* _PROMPT_:
Check every line below for the string "Beds", and copy the lines that contain it.

* _STORED RECORDS_:
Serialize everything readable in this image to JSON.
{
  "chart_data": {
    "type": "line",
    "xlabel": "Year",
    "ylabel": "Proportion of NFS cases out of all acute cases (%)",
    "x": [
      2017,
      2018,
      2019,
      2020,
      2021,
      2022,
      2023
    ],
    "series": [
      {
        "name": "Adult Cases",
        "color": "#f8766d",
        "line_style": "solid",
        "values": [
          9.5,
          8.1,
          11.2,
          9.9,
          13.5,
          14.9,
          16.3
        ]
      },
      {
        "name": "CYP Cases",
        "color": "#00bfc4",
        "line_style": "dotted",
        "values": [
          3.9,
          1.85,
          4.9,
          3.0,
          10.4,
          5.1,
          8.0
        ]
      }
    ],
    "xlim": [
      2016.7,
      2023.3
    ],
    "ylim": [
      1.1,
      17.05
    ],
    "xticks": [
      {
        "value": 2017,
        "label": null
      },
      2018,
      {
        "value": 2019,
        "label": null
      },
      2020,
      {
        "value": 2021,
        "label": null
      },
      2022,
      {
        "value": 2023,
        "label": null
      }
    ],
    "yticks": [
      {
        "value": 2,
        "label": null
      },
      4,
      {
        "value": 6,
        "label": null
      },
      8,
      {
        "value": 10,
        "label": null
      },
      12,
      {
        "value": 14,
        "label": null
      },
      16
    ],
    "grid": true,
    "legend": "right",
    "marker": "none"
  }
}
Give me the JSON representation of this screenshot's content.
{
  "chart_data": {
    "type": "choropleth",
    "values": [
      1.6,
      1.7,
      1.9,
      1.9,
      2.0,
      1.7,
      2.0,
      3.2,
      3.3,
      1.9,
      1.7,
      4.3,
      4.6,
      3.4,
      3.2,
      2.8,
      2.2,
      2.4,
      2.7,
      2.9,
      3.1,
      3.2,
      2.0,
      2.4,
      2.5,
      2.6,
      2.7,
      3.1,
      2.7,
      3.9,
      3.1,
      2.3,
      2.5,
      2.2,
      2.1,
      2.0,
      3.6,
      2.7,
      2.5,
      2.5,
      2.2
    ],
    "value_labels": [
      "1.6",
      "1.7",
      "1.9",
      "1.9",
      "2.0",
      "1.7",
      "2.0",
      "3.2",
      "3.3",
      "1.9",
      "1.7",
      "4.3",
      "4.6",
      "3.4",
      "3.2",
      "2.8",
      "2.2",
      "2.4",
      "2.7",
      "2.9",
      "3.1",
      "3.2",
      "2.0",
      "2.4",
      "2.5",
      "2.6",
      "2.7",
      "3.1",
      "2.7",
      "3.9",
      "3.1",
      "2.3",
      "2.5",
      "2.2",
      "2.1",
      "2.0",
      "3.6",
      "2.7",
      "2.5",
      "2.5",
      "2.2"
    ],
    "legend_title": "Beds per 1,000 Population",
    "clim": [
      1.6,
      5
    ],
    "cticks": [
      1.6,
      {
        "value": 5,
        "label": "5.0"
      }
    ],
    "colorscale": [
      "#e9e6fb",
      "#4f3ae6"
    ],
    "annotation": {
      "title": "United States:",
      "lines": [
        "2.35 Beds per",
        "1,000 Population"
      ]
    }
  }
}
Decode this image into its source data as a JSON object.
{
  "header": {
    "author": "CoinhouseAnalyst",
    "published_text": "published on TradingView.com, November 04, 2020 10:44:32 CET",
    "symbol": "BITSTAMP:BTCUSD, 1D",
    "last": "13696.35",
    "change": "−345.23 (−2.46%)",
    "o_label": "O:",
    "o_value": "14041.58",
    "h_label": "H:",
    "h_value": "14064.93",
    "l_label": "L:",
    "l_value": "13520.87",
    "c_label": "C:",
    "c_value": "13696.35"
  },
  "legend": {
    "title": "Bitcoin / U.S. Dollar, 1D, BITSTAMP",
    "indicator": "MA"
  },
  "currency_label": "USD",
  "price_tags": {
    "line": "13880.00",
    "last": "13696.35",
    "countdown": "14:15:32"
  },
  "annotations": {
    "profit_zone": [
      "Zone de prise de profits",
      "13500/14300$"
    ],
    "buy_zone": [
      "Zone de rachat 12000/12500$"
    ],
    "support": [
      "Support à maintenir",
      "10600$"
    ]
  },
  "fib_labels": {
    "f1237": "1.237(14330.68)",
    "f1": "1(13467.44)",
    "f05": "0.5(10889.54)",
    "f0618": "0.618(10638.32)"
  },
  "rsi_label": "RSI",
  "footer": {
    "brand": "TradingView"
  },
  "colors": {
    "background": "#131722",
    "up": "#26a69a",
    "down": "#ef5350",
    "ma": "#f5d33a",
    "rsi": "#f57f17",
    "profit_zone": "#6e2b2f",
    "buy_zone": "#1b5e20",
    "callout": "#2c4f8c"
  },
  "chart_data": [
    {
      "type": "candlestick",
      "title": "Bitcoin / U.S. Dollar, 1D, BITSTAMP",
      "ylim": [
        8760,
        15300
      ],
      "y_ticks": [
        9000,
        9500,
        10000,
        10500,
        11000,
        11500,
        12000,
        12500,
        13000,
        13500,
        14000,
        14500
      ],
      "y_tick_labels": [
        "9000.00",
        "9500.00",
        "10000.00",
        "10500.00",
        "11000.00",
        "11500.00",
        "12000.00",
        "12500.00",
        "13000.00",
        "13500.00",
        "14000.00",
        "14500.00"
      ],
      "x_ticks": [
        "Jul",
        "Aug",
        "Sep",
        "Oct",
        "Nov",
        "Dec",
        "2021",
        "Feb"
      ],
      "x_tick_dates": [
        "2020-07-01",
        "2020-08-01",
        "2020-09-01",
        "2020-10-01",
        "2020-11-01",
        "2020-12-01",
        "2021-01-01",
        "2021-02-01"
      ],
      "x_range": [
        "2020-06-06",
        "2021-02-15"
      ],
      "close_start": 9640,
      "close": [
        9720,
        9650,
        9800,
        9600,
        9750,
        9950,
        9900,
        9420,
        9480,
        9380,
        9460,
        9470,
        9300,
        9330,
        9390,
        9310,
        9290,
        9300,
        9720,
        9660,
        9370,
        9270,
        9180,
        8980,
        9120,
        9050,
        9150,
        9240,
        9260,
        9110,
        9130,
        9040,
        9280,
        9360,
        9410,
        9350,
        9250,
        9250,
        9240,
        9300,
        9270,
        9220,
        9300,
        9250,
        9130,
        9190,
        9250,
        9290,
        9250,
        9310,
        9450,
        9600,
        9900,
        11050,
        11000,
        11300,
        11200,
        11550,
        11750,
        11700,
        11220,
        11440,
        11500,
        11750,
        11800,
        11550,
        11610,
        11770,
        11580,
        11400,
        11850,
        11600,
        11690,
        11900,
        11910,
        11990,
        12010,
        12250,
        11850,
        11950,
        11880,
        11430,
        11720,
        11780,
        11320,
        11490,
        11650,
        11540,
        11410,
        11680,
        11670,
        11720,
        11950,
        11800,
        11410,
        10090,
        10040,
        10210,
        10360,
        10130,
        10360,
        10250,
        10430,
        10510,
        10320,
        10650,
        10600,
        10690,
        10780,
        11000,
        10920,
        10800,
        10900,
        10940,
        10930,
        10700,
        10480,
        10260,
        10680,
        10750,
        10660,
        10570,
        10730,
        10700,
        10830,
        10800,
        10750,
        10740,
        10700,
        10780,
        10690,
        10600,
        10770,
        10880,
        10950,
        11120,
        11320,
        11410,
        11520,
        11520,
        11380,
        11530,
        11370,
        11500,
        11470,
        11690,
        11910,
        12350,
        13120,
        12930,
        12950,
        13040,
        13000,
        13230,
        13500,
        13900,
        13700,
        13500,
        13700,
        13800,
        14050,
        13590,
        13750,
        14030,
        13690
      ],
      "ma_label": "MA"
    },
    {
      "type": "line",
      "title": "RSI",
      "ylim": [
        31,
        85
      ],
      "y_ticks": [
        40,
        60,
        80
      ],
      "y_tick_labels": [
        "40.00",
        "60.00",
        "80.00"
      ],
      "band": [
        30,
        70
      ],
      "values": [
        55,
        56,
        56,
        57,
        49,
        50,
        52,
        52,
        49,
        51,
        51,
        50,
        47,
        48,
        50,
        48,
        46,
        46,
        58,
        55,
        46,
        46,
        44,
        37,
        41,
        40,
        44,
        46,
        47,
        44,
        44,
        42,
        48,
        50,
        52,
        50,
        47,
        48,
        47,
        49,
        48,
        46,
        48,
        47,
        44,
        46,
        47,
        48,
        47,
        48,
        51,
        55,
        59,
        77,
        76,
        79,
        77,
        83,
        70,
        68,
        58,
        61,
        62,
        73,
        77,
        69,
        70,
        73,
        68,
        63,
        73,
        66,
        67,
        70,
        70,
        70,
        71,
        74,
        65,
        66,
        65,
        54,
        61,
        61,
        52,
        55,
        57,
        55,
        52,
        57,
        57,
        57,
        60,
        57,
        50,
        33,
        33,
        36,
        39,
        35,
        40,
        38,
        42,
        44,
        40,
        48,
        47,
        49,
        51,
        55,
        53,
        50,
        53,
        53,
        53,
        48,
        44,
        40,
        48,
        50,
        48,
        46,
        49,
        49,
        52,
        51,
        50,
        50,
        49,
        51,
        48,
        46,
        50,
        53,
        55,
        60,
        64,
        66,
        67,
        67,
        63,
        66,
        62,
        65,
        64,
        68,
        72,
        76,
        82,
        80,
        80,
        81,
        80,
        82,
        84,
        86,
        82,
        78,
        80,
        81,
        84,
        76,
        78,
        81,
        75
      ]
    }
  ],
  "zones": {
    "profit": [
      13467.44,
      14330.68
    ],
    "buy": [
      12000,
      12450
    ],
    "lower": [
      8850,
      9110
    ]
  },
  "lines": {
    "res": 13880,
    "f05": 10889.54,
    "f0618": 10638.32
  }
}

* _SOLUTION_:
    "legend_title": "Beds per 1,000 Population",
        "2.35 Beds per",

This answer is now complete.